• _EXERCISE OBJECTIVE_: Set down each entry exactly as given; pictures should not appear in the copy.

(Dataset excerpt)
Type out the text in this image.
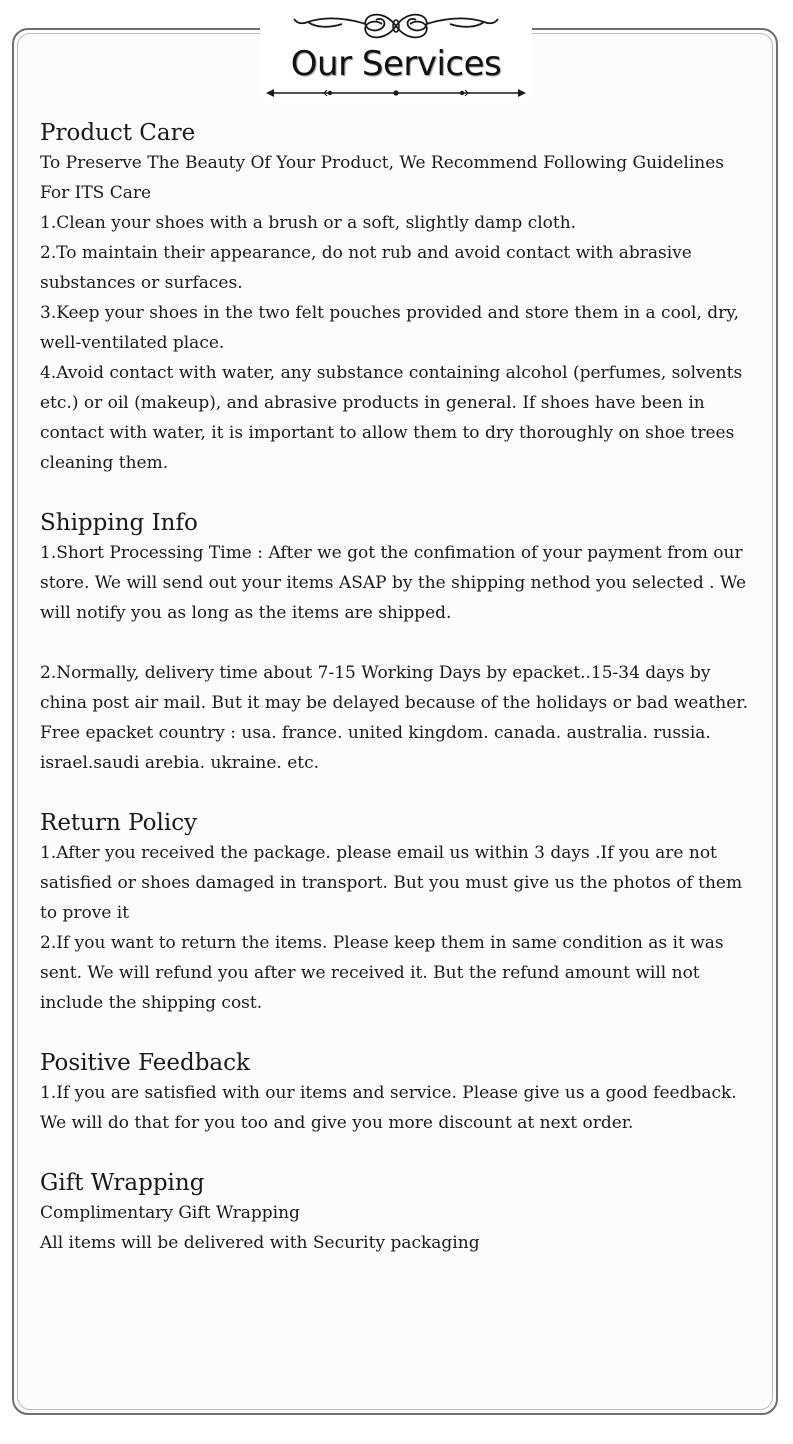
Our Services
Product Care

To Preserve The Beauty Of Your Product, We Recommend Following Guidelines For ITS Care

1.Clean your shoes with a brush or a soft, slightly damp cloth.

2.To maintain their appearance, do not rub and avoid contact with abrasive substances or surfaces.

3.Keep your shoes in the two felt pouches provided and store them in a cool, dry, well-ventilated place.

4.Avoid contact with water, any substance containing alcohol (perfumes, solvents etc.) or oil (makeup), and abrasive products in general. If shoes have been in contact with water, it is important to allow them to dry thoroughly on shoe trees cleaning them.

Shipping Info

1.Short Processing Time : After we got the confimation of your payment from our store. We will send out your items ASAP by the shipping nethod you selected . We will notify you as long as the items are shipped.

2.Normally, delivery time about 7-15 Working Days by epacket..15-34 days by china post air mail. But it may be delayed because of the holidays or bad weather.

Free epacket country : usa. france. united kingdom. canada. australia. russia. israel.saudi arebia. ukraine. etc.

Return Policy

1.After you received the package. please email us within 3 days .If you are not satisfied or shoes damaged in transport. But you must give us the photos of them to prove it

2.If you want to return the items. Please keep them in same condition as it was sent. We will refund you after we received it. But the refund amount will not include the shipping cost.

Positive Feedback

1.If you are satisfied with our items and service. Please give us a good feedback. We will do that for you too and give you more discount at next order.

Gift Wrapping

Complimentary Gift Wrapping

All items will be delivered with Security packaging
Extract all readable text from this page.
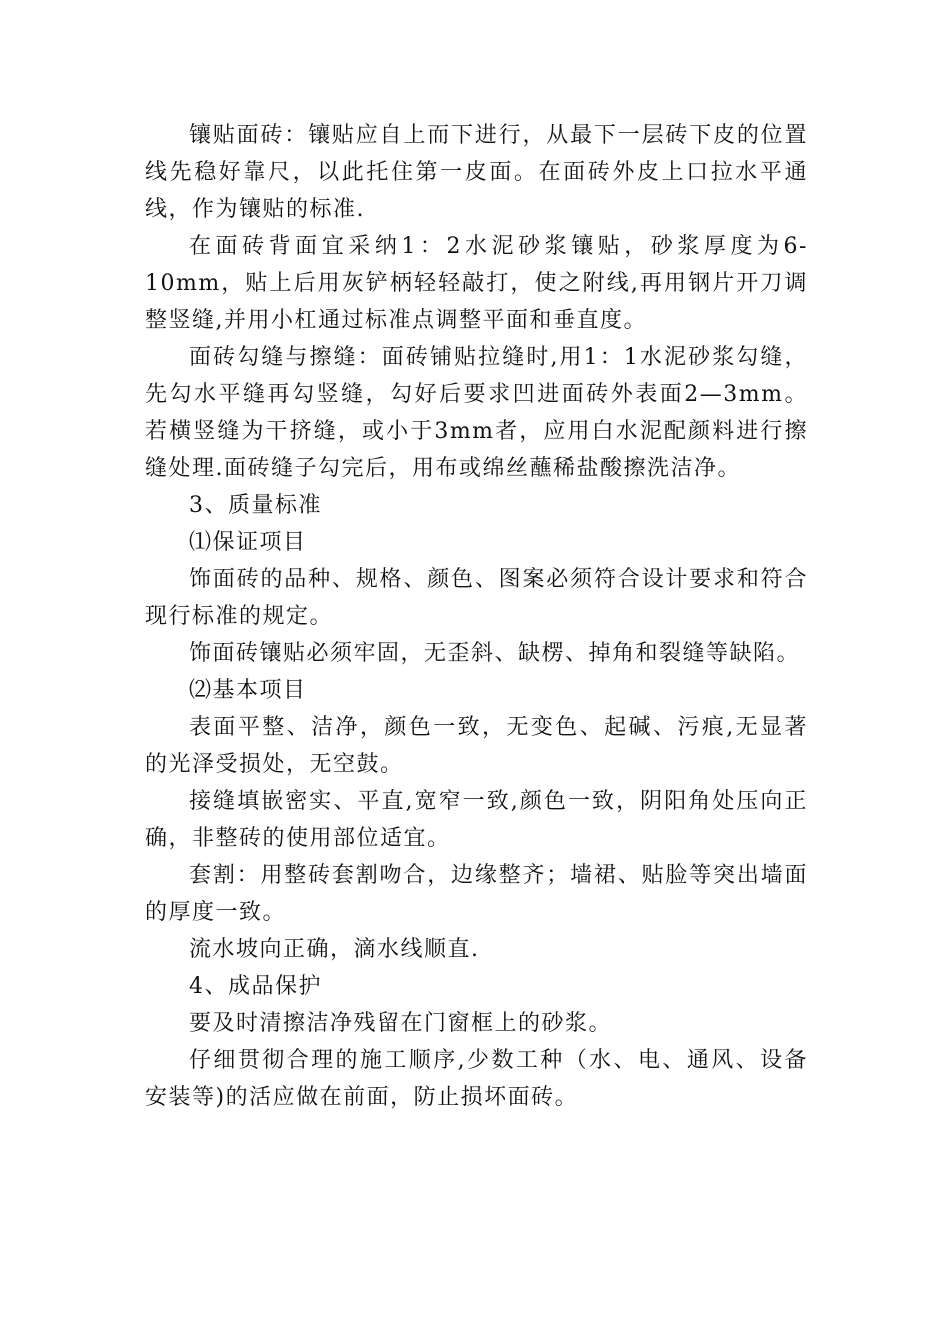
镶贴面砖：镶贴应自上而下进行，从最下一层砖下皮的位置线先稳好靠尺，以此托住第一皮面。在面砖外皮上口拉水平通线，作为镶贴的标准.

在面砖背面宜采纳1：2水泥砂浆镶贴，砂浆厚度为6-10mm，贴上后用灰铲柄轻轻敲打，使之附线,再用钢片开刀调整竖缝,并用小杠通过标准点调整平面和垂直度。

面砖勾缝与擦缝：面砖铺贴拉缝时,用1：1水泥砂浆勾缝，先勾水平缝再勾竖缝，勾好后要求凹进面砖外表面2—3mm。若横竖缝为干挤缝，或小于3mm者，应用白水泥配颜料进行擦缝处理.面砖缝子勾完后，用布或绵丝蘸稀盐酸擦洗洁净。

3、质量标准

⑴保证项目

饰面砖的品种、规格、颜色、图案必须符合设计要求和符合现行标准的规定。

饰面砖镶贴必须牢固，无歪斜、缺楞、掉角和裂缝等缺陷。

⑵基本项目

表面平整、洁净，颜色一致，无变色、起碱、污痕,无显著的光泽受损处，无空鼓。

接缝填嵌密实、平直,宽窄一致,颜色一致，阴阳角处压向正确，非整砖的使用部位适宜。

套割：用整砖套割吻合，边缘整齐；墙裙、贴脸等突出墙面的厚度一致。

流水坡向正确，滴水线顺直.

4、成品保护

要及时清擦洁净残留在门窗框上的砂浆。

仔细贯彻合理的施工顺序,少数工种（水、电、通风、设备安装等)的活应做在前面，防止损坏面砖。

• _RESPONSE_:
Type out the text in this image.
Our Services
Product Care

To Preserve The Beauty Of Your Product, We Recommend Following Guidelines For ITS Care

1.Clean your shoes with a brush or a soft, slightly damp cloth.

2.To maintain their appearance, do not rub and avoid contact with abrasive substances or surfaces.

3.Keep your shoes in the two felt pouches provided and store them in a cool, dry, well-ventilated place.

4.Avoid contact with water, any substance containing alcohol (perfumes, solvents etc.) or oil (makeup), and abrasive products in general. If shoes have been in contact with water, it is important to allow them to dry thoroughly on shoe trees cleaning them.

Shipping Info

1.Short Processing Time : After we got the confimation of your payment from our store. We will send out your items ASAP by the shipping nethod you selected . We will notify you as long as the items are shipped.

2.Normally, delivery time about 7-15 Working Days by epacket..15-34 days by china post air mail. But it may be delayed because of the holidays or bad weather.

Free epacket country : usa. france. united kingdom. canada. australia. russia. israel.saudi arebia. ukraine. etc.

Return Policy

1.After you received the package. please email us within 3 days .If you are not satisfied or shoes damaged in transport. But you must give us the photos of them to prove it

2.If you want to return the items. Please keep them in same condition as it was sent. We will refund you after we received it. But the refund amount will not include the shipping cost.

Positive Feedback

1.If you are satisfied with our items and service. Please give us a good feedback. We will do that for you too and give you more discount at next order.

Gift Wrapping

Complimentary Gift Wrapping

All items will be delivered with Security packaging
Extract all readable text from this page.
镶贴面砖：镶贴应自上而下进行，从最下一层砖下皮的位置线先稳好靠尺，以此托住第一皮面。在面砖外皮上口拉水平通线，作为镶贴的标准.

在面砖背面宜采纳1：2水泥砂浆镶贴，砂浆厚度为6-10mm，贴上后用灰铲柄轻轻敲打，使之附线,再用钢片开刀调整竖缝,并用小杠通过标准点调整平面和垂直度。

面砖勾缝与擦缝：面砖铺贴拉缝时,用1：1水泥砂浆勾缝，先勾水平缝再勾竖缝，勾好后要求凹进面砖外表面2—3mm。若横竖缝为干挤缝，或小于3mm者，应用白水泥配颜料进行擦缝处理.面砖缝子勾完后，用布或绵丝蘸稀盐酸擦洗洁净。

3、质量标准

⑴保证项目

饰面砖的品种、规格、颜色、图案必须符合设计要求和符合现行标准的规定。

饰面砖镶贴必须牢固，无歪斜、缺楞、掉角和裂缝等缺陷。

⑵基本项目

表面平整、洁净，颜色一致，无变色、起碱、污痕,无显著的光泽受损处，无空鼓。

接缝填嵌密实、平直,宽窄一致,颜色一致，阴阳角处压向正确，非整砖的使用部位适宜。

套割：用整砖套割吻合，边缘整齐；墙裙、贴脸等突出墙面的厚度一致。

流水坡向正确，滴水线顺直.

4、成品保护

要及时清擦洁净残留在门窗框上的砂浆。

仔细贯彻合理的施工顺序,少数工种（水、电、通风、设备安装等)的活应做在前面，防止损坏面砖。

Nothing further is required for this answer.